WHAT TO DO »
Transcribe every record that appears below, exactly and in full.

MATERIAL SHOWN »
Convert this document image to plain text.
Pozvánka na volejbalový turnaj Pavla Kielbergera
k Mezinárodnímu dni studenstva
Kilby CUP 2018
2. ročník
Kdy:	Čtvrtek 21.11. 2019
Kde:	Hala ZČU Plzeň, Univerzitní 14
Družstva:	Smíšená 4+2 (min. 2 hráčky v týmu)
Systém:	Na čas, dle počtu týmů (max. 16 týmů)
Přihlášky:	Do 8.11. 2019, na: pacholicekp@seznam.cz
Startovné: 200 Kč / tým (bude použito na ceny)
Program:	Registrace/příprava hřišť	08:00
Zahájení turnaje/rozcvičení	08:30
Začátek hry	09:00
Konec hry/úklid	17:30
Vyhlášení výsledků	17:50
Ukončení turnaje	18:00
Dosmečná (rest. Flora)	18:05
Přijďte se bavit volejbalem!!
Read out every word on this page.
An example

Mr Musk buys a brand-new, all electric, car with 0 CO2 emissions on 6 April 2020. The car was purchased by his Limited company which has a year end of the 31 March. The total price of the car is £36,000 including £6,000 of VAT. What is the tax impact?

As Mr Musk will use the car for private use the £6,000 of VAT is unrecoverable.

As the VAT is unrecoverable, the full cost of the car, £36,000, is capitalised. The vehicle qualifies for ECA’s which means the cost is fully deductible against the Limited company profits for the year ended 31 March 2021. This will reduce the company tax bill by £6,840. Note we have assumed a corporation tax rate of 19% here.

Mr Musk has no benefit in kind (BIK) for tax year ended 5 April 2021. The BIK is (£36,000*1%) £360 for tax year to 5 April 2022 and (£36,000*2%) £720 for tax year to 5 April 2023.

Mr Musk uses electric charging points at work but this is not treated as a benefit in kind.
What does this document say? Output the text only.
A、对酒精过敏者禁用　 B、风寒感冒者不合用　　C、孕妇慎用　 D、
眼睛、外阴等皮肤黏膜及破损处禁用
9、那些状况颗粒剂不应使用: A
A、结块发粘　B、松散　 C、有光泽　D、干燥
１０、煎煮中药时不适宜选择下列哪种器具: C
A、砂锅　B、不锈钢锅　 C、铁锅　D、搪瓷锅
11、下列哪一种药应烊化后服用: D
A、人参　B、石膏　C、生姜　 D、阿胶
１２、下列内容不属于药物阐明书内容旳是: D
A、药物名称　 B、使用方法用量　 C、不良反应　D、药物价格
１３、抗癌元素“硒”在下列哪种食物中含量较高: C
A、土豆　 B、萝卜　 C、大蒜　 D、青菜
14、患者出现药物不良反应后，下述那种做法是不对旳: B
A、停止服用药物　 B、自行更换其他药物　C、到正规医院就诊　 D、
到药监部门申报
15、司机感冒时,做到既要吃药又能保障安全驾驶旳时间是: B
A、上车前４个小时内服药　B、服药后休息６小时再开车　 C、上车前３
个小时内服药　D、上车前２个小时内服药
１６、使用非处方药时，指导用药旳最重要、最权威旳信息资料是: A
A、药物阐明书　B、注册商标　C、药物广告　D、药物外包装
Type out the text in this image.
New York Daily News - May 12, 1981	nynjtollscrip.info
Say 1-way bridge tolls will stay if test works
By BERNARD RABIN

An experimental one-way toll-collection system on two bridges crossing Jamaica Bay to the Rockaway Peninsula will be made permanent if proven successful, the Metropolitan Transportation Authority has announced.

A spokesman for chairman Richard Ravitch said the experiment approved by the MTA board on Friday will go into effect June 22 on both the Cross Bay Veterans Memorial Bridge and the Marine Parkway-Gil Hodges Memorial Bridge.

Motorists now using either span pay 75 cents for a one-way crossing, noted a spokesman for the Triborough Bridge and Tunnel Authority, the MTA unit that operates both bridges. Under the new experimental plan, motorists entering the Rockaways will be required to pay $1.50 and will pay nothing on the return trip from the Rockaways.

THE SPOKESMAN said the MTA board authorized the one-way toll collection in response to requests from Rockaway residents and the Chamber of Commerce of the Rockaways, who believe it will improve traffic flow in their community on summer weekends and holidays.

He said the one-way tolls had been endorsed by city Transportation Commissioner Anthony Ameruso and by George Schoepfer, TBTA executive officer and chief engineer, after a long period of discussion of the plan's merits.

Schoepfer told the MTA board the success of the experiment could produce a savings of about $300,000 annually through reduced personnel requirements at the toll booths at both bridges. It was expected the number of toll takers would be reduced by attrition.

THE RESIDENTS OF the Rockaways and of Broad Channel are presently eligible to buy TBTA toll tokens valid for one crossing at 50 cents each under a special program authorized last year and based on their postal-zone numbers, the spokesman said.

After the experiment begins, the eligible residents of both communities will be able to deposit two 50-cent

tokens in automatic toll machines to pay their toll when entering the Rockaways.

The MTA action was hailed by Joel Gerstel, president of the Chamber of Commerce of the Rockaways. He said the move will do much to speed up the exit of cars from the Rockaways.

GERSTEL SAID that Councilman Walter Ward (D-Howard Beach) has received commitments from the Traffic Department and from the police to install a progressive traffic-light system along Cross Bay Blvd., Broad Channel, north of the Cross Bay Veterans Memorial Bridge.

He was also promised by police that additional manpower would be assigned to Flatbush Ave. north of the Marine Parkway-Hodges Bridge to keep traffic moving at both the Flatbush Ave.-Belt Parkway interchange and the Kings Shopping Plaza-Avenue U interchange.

ANSWER FOR THIS EXERCISE »
Convert this document image to plain text.
Pozvánka na volejbalový turnaj Pavla Kielbergera
k Mezinárodnímu dni studenstva
Kilby CUP 2018
2. ročník
Kdy:	Čtvrtek 21.11. 2019
Kde:	Hala ZČU Plzeň, Univerzitní 14
Družstva:	Smíšená 4+2 (min. 2 hráčky v týmu)
Systém:	Na čas, dle počtu týmů (max. 16 týmů)
Přihlášky:	Do 8.11. 2019, na: pacholicekp@seznam.cz
Startovné: 200 Kč / tým (bude použito na ceny)
Program:	Registrace/příprava hřišť	08:00
Zahájení turnaje/rozcvičení	08:30
Začátek hry	09:00
Konec hry/úklid	17:30
Vyhlášení výsledků	17:50
Ukončení turnaje	18:00
Dosmečná (rest. Flora)	18:05
Přijďte se bavit volejbalem!!
Read out every word on this page.
An example

Mr Musk buys a brand-new, all electric, car with 0 CO2 emissions on 6 April 2020. The car was purchased by his Limited company which has a year end of the 31 March. The total price of the car is £36,000 including £6,000 of VAT. What is the tax impact?

As Mr Musk will use the car for private use the £6,000 of VAT is unrecoverable.

As the VAT is unrecoverable, the full cost of the car, £36,000, is capitalised. The vehicle qualifies for ECA’s which means the cost is fully deductible against the Limited company profits for the year ended 31 March 2021. This will reduce the company tax bill by £6,840. Note we have assumed a corporation tax rate of 19% here.

Mr Musk has no benefit in kind (BIK) for tax year ended 5 April 2021. The BIK is (£36,000*1%) £360 for tax year to 5 April 2022 and (£36,000*2%) £720 for tax year to 5 April 2023.

Mr Musk uses electric charging points at work but this is not treated as a benefit in kind.
What does this document say? Output the text only.
A、对酒精过敏者禁用　 B、风寒感冒者不合用　　C、孕妇慎用　 D、
眼睛、外阴等皮肤黏膜及破损处禁用
9、那些状况颗粒剂不应使用: A
A、结块发粘　B、松散　 C、有光泽　D、干燥
１０、煎煮中药时不适宜选择下列哪种器具: C
A、砂锅　B、不锈钢锅　 C、铁锅　D、搪瓷锅
11、下列哪一种药应烊化后服用: D
A、人参　B、石膏　C、生姜　 D、阿胶
１２、下列内容不属于药物阐明书内容旳是: D
A、药物名称　 B、使用方法用量　 C、不良反应　D、药物价格
１３、抗癌元素“硒”在下列哪种食物中含量较高: C
A、土豆　 B、萝卜　 C、大蒜　 D、青菜
14、患者出现药物不良反应后，下述那种做法是不对旳: B
A、停止服用药物　 B、自行更换其他药物　C、到正规医院就诊　 D、
到药监部门申报
15、司机感冒时,做到既要吃药又能保障安全驾驶旳时间是: B
A、上车前４个小时内服药　B、服药后休息６小时再开车　 C、上车前３
个小时内服药　D、上车前２个小时内服药
１６、使用非处方药时，指导用药旳最重要、最权威旳信息资料是: A
A、药物阐明书　B、注册商标　C、药物广告　D、药物外包装
Type out the text in this image.
New York Daily News - May 12, 1981	nynjtollscrip.info
Say 1-way bridge tolls will stay if test works
By BERNARD RABIN

An experimental one-way toll-collection system on two bridges crossing Jamaica Bay to the Rockaway Peninsula will be made permanent if proven successful, the Metropolitan Transportation Authority has announced.

A spokesman for chairman Richard Ravitch said the experiment approved by the MTA board on Friday will go into effect June 22 on both the Cross Bay Veterans Memorial Bridge and the Marine Parkway-Gil Hodges Memorial Bridge.

Motorists now using either span pay 75 cents for a one-way crossing, noted a spokesman for the Triborough Bridge and Tunnel Authority, the MTA unit that operates both bridges. Under the new experimental plan, motorists entering the Rockaways will be required to pay $1.50 and will pay nothing on the return trip from the Rockaways.

THE SPOKESMAN said the MTA board authorized the one-way toll collection in response to requests from Rockaway residents and the Chamber of Commerce of the Rockaways, who believe it will improve traffic flow in their community on summer weekends and holidays.

He said the one-way tolls had been endorsed by city Transportation Commissioner Anthony Ameruso and by George Schoepfer, TBTA executive officer and chief engineer, after a long period of discussion of the plan's merits.

Schoepfer told the MTA board the success of the experiment could produce a savings of about $300,000 annually through reduced personnel requirements at the toll booths at both bridges. It was expected the number of toll takers would be reduced by attrition.

THE RESIDENTS OF the Rockaways and of Broad Channel are presently eligible to buy TBTA toll tokens valid for one crossing at 50 cents each under a special program authorized last year and based on their postal-zone numbers, the spokesman said.

After the experiment begins, the eligible residents of both communities will be able to deposit two 50-cent

tokens in automatic toll machines to pay their toll when entering the Rockaways.

The MTA action was hailed by Joel Gerstel, president of the Chamber of Commerce of the Rockaways. He said the move will do much to speed up the exit of cars from the Rockaways.

GERSTEL SAID that Councilman Walter Ward (D-Howard Beach) has received commitments from the Traffic Department and from the police to install a progressive traffic-light system along Cross Bay Blvd., Broad Channel, north of the Cross Bay Veterans Memorial Bridge.

He was also promised by police that additional manpower would be assigned to Flatbush Ave. north of the Marine Parkway-Hodges Bridge to keep traffic moving at both the Flatbush Ave.-Belt Parkway interchange and the Kings Shopping Plaza-Avenue U interchange.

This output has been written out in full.